■ **Task directions**: Write out the whole listing exactly as it stands.

(Data records)
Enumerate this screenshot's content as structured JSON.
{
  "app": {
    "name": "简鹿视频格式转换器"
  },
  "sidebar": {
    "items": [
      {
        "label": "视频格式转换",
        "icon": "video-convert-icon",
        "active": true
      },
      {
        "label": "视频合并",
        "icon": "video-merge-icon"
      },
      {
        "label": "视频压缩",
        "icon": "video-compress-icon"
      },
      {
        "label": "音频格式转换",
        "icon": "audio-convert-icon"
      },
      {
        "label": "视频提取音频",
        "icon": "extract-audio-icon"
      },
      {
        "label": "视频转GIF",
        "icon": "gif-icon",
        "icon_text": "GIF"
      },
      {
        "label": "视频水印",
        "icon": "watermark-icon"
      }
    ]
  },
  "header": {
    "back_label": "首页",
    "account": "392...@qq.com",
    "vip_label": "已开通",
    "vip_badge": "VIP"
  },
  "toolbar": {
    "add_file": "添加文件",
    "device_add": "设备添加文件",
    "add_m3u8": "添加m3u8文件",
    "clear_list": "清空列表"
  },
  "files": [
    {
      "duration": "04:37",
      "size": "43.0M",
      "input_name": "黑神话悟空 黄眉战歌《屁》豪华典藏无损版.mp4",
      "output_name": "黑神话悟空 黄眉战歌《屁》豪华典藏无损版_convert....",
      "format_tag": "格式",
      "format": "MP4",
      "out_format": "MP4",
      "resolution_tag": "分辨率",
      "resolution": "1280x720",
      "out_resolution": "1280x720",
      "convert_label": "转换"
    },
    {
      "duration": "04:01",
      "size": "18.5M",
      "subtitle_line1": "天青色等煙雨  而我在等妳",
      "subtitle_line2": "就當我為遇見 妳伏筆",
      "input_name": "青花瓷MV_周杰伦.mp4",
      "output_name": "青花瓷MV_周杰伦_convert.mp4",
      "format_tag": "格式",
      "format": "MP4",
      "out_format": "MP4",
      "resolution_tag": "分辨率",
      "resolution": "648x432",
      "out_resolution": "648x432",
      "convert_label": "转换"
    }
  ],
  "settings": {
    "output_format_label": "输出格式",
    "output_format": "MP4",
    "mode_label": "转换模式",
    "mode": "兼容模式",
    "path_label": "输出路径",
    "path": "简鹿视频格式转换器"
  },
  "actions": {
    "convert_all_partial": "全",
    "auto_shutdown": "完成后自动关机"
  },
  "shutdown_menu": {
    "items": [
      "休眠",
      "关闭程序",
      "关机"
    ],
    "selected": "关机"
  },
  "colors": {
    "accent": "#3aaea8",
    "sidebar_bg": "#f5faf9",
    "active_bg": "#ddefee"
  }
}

■ **Expected output**:
Enumerate this screenshot's content as structured JSON.
{
  "app": {
    "name": "简鹿视频格式转换器"
  },
  "sidebar": {
    "items": [
      {
        "label": "视频格式转换",
        "icon": "video-convert-icon",
        "active": true
      },
      {
        "label": "视频合并",
        "icon": "video-merge-icon"
      },
      {
        "label": "视频压缩",
        "icon": "video-compress-icon"
      },
      {
        "label": "音频格式转换",
        "icon": "audio-convert-icon"
      },
      {
        "label": "视频提取音频",
        "icon": "extract-audio-icon"
      },
      {
        "label": "视频转GIF",
        "icon": "gif-icon",
        "icon_text": "GIF"
      },
      {
        "label": "视频水印",
        "icon": "watermark-icon"
      }
    ]
  },
  "header": {
    "back_label": "首页",
    "account": "392...@qq.com",
    "vip_label": "已开通",
    "vip_badge": "VIP"
  },
  "toolbar": {
    "add_file": "添加文件",
    "device_add": "设备添加文件",
    "add_m3u8": "添加m3u8文件",
    "clear_list": "清空列表"
  },
  "files": [
    {
      "duration": "04:37",
      "size": "43.0M",
      "input_name": "黑神话悟空 黄眉战歌《屁》豪华典藏无损版.mp4",
      "output_name": "黑神话悟空 黄眉战歌《屁》豪华典藏无损版_convert....",
      "format_tag": "格式",
      "format": "MP4",
      "out_format": "MP4",
      "resolution_tag": "分辨率",
      "resolution": "1280x720",
      "out_resolution": "1280x720",
      "convert_label": "转换"
    },
    {
      "duration": "04:01",
      "size": "18.5M",
      "subtitle_line1": "天青色等煙雨  而我在等妳",
      "subtitle_line2": "就當我為遇見 妳伏筆",
      "input_name": "青花瓷MV_周杰伦.mp4",
      "output_name": "青花瓷MV_周杰伦_convert.mp4",
      "format_tag": "格式",
      "format": "MP4",
      "out_format": "MP4",
      "resolution_tag": "分辨率",
      "resolution": "648x432",
      "out_resolution": "648x432",
      "convert_label": "转换"
    }
  ],
  "settings": {
    "output_format_label": "输出格式",
    "output_format": "MP4",
    "mode_label": "转换模式",
    "mode": "兼容模式",
    "path_label": "输出路径",
    "path": "简鹿视频格式转换器"
  },
  "actions": {
    "convert_all_partial": "全",
    "auto_shutdown": "完成后自动关机"
  },
  "shutdown_menu": {
    "items": [
      "休眠",
      "关闭程序",
      "关机"
    ],
    "selected": "关机"
  },
  "colors": {
    "accent": "#3aaea8",
    "sidebar_bg": "#f5faf9",
    "active_bg": "#ddefee"
  }
}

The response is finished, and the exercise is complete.